Aim
Make an exact copy of all the entries, but do not reproduce the pictures.

* start Task data *

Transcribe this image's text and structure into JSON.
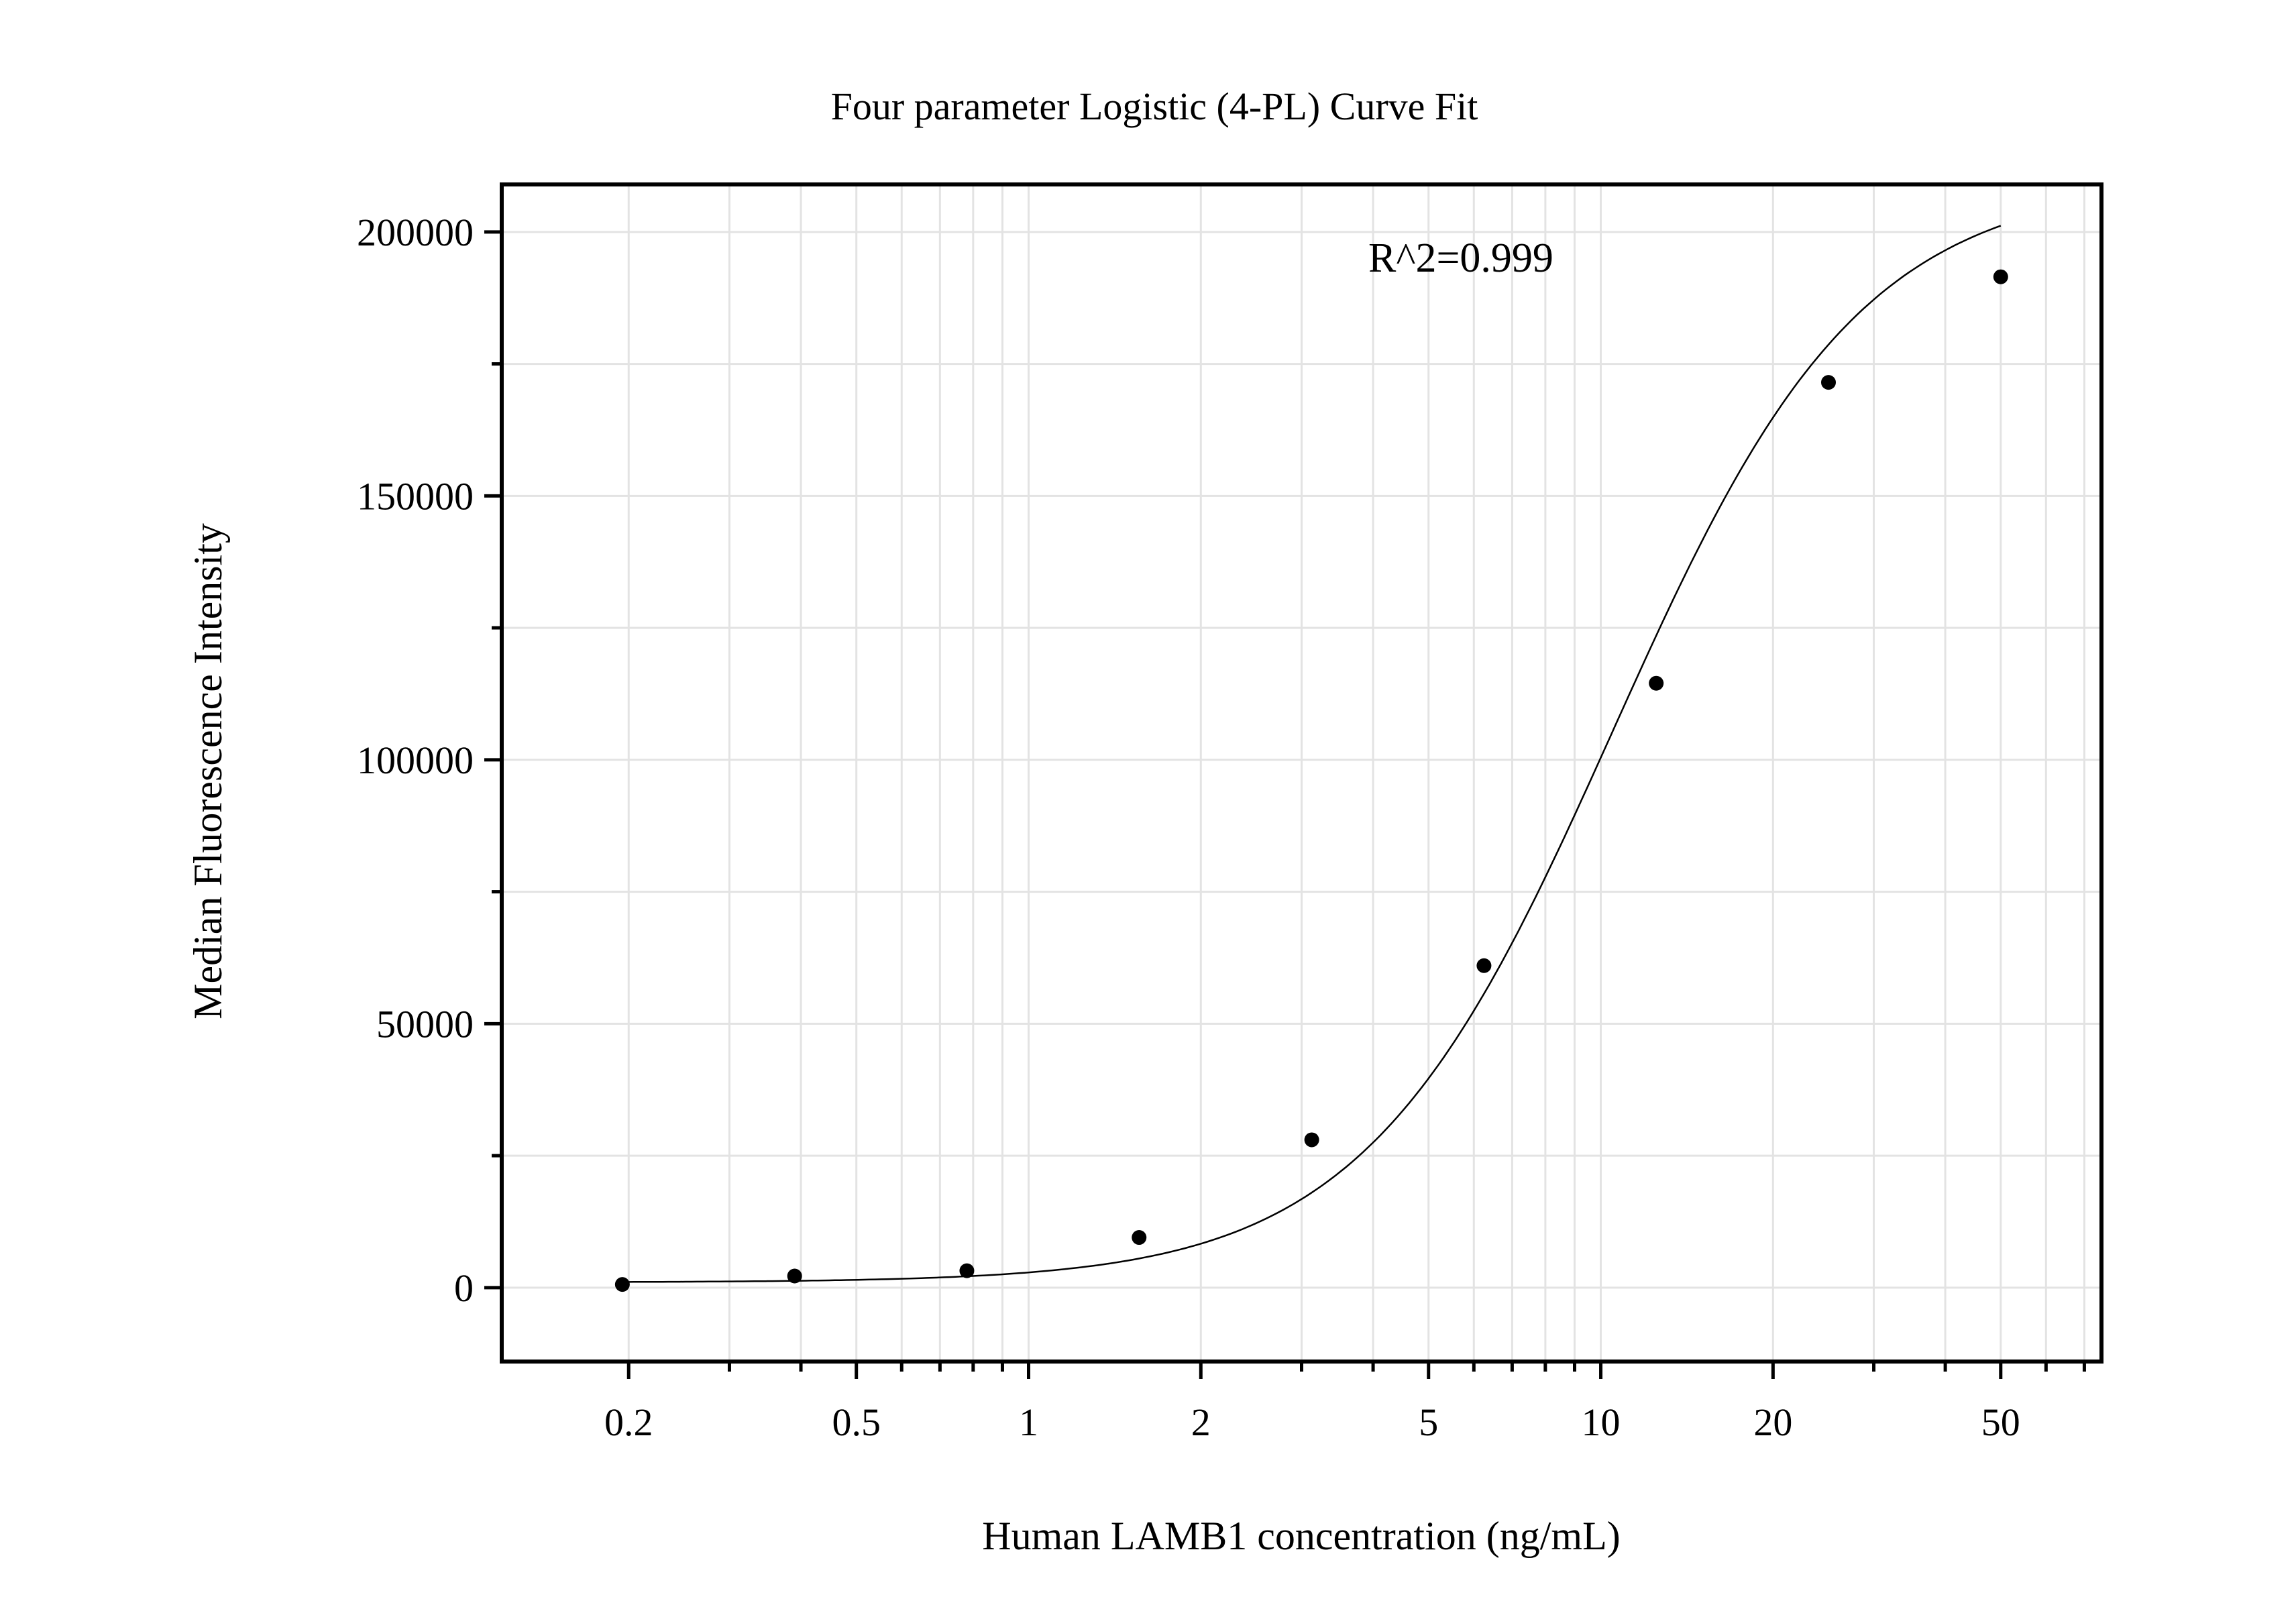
{
  "chart_data": {
    "type": "scatter",
    "title": "Four parameter Logistic (4-PL) Curve Fit",
    "xlabel": "Human LAMB1 concentration (ng/mL)",
    "ylabel": "Median Fluorescence Intensity",
    "x_scale": "log",
    "xlim": [
      0.12,
      75
    ],
    "ylim": [
      -14000,
      209000
    ],
    "x_tick_labels": [
      "0.2",
      "0.5",
      "1",
      "2",
      "5",
      "10",
      "20",
      "50"
    ],
    "y_tick_labels": [
      "0",
      "50000",
      "100000",
      "150000",
      "200000"
    ],
    "annotation": "R^2=0.999",
    "grid": true,
    "series": [
      {
        "kind": "points",
        "x": [
          0.195,
          0.39,
          0.78,
          1.56,
          3.125,
          6.25,
          12.5,
          25,
          50
        ],
        "y": [
          600,
          2200,
          3200,
          9500,
          28000,
          61000,
          114500,
          171500,
          191500
        ]
      },
      {
        "kind": "fit_curve",
        "model": "4PL",
        "params": {
          "A": 1000,
          "B": 2.0,
          "C": 10.5,
          "D": 210000
        },
        "x_range": [
          0.195,
          50
        ]
      }
    ]
  }
}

* end Task data *

Problem solution
Transcribe this image's text and structure into JSON.
{
  "chart_data": {
    "type": "scatter",
    "title": "Four parameter Logistic (4-PL) Curve Fit",
    "xlabel": "Human LAMB1 concentration (ng/mL)",
    "ylabel": "Median Fluorescence Intensity",
    "x_scale": "log",
    "xlim": [
      0.12,
      75
    ],
    "ylim": [
      -14000,
      209000
    ],
    "x_tick_labels": [
      "0.2",
      "0.5",
      "1",
      "2",
      "5",
      "10",
      "20",
      "50"
    ],
    "y_tick_labels": [
      "0",
      "50000",
      "100000",
      "150000",
      "200000"
    ],
    "annotation": "R^2=0.999",
    "grid": true,
    "series": [
      {
        "kind": "points",
        "x": [
          0.195,
          0.39,
          0.78,
          1.56,
          3.125,
          6.25,
          12.5,
          25,
          50
        ],
        "y": [
          600,
          2200,
          3200,
          9500,
          28000,
          61000,
          114500,
          171500,
          191500
        ]
      },
      {
        "kind": "fit_curve",
        "model": "4PL",
        "params": {
          "A": 1000,
          "B": 2.0,
          "C": 10.5,
          "D": 210000
        },
        "x_range": [
          0.195,
          50
        ]
      }
    ]
  }
}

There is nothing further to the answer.